Stored data:
::::::::::
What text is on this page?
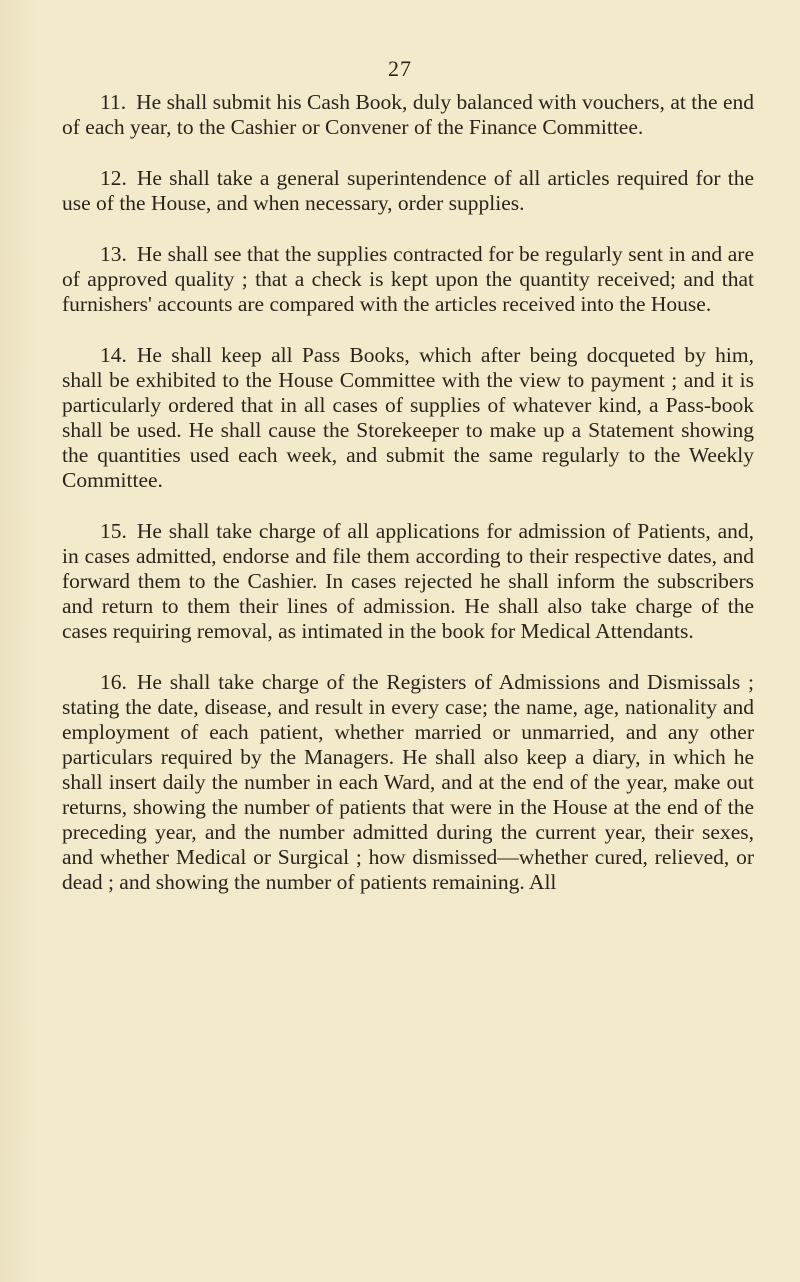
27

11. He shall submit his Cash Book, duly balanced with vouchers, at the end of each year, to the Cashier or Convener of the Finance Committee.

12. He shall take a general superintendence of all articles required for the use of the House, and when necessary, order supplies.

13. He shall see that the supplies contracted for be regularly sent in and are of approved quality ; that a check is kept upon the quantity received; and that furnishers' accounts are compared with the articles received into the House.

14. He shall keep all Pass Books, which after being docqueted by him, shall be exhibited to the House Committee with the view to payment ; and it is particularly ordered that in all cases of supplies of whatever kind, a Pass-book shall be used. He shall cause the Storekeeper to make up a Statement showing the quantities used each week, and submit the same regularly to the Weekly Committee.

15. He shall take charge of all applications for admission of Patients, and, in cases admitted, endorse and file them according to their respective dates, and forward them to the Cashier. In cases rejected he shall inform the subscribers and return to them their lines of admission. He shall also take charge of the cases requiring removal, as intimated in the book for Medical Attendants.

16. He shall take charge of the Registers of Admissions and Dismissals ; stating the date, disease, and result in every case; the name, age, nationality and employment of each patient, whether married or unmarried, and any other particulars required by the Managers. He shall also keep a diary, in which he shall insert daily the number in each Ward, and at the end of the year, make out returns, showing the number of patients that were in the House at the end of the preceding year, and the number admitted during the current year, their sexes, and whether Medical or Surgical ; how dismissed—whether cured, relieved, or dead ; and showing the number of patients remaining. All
::::::::::
The task:
The whole listing must be restated word for word. Leave out any pictures.

Solution for this problem:
What text is on this page?
27

11. He shall submit his Cash Book, duly balanced with vouchers, at the end of each year, to the Cashier or Convener of the Finance Committee.

12. He shall take a general superintendence of all articles required for the use of the House, and when necessary, order supplies.

13. He shall see that the supplies contracted for be regularly sent in and are of approved quality ; that a check is kept upon the quantity received; and that furnishers' accounts are compared with the articles received into the House.

14. He shall keep all Pass Books, which after being docqueted by him, shall be exhibited to the House Committee with the view to payment ; and it is particularly ordered that in all cases of supplies of whatever kind, a Pass-book shall be used. He shall cause the Storekeeper to make up a Statement showing the quantities used each week, and submit the same regularly to the Weekly Committee.

15. He shall take charge of all applications for admission of Patients, and, in cases admitted, endorse and file them according to their respective dates, and forward them to the Cashier. In cases rejected he shall inform the subscribers and return to them their lines of admission. He shall also take charge of the cases requiring removal, as intimated in the book for Medical Attendants.

16. He shall take charge of the Registers of Admissions and Dismissals ; stating the date, disease, and result in every case; the name, age, nationality and employment of each patient, whether married or unmarried, and any other particulars required by the Managers. He shall also keep a diary, in which he shall insert daily the number in each Ward, and at the end of the year, make out returns, showing the number of patients that were in the House at the end of the preceding year, and the number admitted during the current year, their sexes, and whether Medical or Surgical ; how dismissed—whether cured, relieved, or dead ; and showing the number of patients remaining. All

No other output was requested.